Document text:
***

In the bookstores this week, Elizabeth Green’s “Building a Better Teacher” describes the paths to quality teaching nationwide – and the debates over how to best accomplish that. One chapter in the book is titled the “The Discipline of Discipline,” and explores the story of Newark’s Rise Academy, a middle school in the TEAM academy charter school network. Following is an excerpt.
As it turned out, Rise’s teachers already had another tool. They’d been building it for years without quite knowing they were doing it. The approach evolved from their frustration, early on, with the limits of a longtime KIPP tradition, the Bench.
The Bench was like a glorified time out, punishing misbehavior with social isolation. A student on the Bench wore a different colored T-shirt and was barred from talking to peers. The KIPP twist was that students on the Bench did not actually miss class; instead, they sat either at the edge of the room or in a normal seat, separated only by the color of their shirt and the prohibition on talking (although talking for the purpose of class was often permitted).

***

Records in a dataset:

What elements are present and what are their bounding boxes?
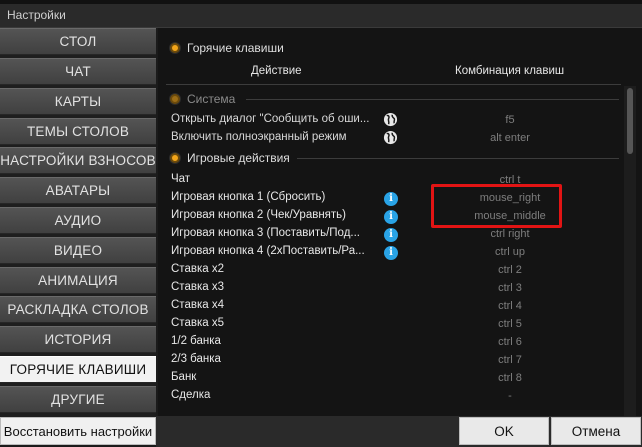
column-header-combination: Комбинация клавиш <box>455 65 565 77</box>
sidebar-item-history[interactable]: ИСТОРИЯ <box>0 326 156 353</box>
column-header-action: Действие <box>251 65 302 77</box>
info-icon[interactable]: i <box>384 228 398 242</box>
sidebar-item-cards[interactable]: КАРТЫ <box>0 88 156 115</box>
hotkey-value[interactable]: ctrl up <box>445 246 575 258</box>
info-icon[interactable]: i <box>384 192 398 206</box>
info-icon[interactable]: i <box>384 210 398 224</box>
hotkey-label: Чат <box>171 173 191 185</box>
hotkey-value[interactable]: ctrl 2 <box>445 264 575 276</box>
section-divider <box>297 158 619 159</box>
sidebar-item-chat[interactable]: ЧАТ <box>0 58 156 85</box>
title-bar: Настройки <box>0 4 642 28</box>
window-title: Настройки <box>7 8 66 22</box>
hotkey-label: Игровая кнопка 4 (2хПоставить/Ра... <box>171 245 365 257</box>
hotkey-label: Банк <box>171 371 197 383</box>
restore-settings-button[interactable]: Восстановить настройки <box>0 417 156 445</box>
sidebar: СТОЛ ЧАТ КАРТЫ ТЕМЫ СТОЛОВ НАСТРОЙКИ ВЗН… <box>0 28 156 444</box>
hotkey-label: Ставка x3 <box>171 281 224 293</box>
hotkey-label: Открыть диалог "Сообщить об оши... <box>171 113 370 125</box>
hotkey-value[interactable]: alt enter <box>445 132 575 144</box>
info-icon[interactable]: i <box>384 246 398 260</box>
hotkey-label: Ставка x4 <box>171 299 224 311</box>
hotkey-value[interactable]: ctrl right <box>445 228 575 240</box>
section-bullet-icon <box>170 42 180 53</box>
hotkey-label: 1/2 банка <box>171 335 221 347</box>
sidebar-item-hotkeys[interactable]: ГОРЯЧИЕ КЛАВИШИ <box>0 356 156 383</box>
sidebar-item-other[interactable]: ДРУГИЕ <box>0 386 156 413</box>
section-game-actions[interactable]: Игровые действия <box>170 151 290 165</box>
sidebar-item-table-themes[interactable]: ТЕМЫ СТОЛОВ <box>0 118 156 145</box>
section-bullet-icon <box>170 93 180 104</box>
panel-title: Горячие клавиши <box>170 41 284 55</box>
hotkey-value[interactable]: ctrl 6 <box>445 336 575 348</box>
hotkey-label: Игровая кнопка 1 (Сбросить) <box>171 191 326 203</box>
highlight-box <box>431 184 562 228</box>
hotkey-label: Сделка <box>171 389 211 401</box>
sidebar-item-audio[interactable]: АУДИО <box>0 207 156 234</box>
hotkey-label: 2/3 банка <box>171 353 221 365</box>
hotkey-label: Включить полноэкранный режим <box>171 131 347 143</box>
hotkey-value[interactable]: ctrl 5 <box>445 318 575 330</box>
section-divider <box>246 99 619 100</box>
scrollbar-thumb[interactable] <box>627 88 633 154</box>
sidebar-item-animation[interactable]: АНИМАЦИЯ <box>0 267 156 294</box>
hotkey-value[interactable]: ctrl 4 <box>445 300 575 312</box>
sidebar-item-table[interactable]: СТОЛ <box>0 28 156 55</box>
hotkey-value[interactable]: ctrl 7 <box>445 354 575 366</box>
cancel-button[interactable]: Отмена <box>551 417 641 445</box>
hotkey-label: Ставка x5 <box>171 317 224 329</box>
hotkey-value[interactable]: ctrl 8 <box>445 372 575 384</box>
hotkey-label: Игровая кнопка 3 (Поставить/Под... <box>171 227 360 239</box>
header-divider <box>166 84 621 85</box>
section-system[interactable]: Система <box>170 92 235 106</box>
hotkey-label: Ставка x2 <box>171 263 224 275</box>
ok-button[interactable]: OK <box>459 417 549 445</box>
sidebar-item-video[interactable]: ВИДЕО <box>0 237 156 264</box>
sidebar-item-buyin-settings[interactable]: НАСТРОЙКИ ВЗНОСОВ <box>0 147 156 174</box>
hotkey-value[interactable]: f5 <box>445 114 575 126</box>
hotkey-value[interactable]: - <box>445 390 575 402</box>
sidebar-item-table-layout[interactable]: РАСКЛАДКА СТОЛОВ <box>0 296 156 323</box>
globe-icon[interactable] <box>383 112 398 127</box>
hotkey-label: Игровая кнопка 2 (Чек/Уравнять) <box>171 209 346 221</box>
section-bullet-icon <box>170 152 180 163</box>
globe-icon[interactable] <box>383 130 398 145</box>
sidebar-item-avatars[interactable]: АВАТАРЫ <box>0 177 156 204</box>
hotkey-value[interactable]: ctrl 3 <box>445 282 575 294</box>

***

Problems to work on:
**a)** Echo the passage from the Rise Academy excerpt between "The Bench was" and "was often permitted).", inclusive.
**b)** Carry on the Rise Academy excerpt from the point where it ends.
The data shown here has no connection to the excerpt about Rise Academy.

Answers for this exercise:
**a)**
The Bench was like a glorified time out, punishing misbehavior with social isolation. A student on the Bench wore a different colored T-shirt and was barred from talking to peers. The KIPP twist was that students on the Bench did not actually miss class; instead, they sat either at the edge of the room or in a normal seat, separated only by the color of their shirt and the prohibition on talking (although talking for the purpose of class was often permitted).

**b)**
The Bench was effective as a deterrent. From a fifth-grader’s point of view, it was “the worst thing you could ever get on,” according to Malik, a Rise seventh-grader. “I see fifth-graders that be walking through this hall like they’re scared,” he said. “They’re scared to even look at me.” They didn’t want to do anything that would land them on the Bench. (Interestingly, from an adult’s point of view, the fifth-graders could not have looked happier: walking through the hallways, they grinned and held each other’s hands; later, in class, they threw their hands into the air to answer a teacher’s question with gleeful gusto.) But the Bench also had a perverse side effect. The students who had the hardest time interacting with each other were also, naturally, the ones most likely to get on the Bench. Some of them would stay on “for weeks and weeks and weeks,” says Ranjana Reddy, the former Rise teacher.
As a result, “our biggest behavioral problem kids would have no practice interacting with other kids socially.”
The irony wasn’t lost on the teachers. So as the students got older, Ranjana and the other teachers decided to modify the Bench. Soon, seventh- and eighth-graders—the “upper school” at Rise—had a new Bench alternative.
Choices, the teachers called it. Choices traded the Bench’s immediate social isolation for the relatively less disruptive consequences of detention and silent lunch. (Instead of eating in the cafeteria, silent-lunch participants ate in a classroom with other misbehavers.) Choices added a new requirement too. To get off of it, students had to deliver a public apology to the class in which their original offense occurred— and the class had to accept.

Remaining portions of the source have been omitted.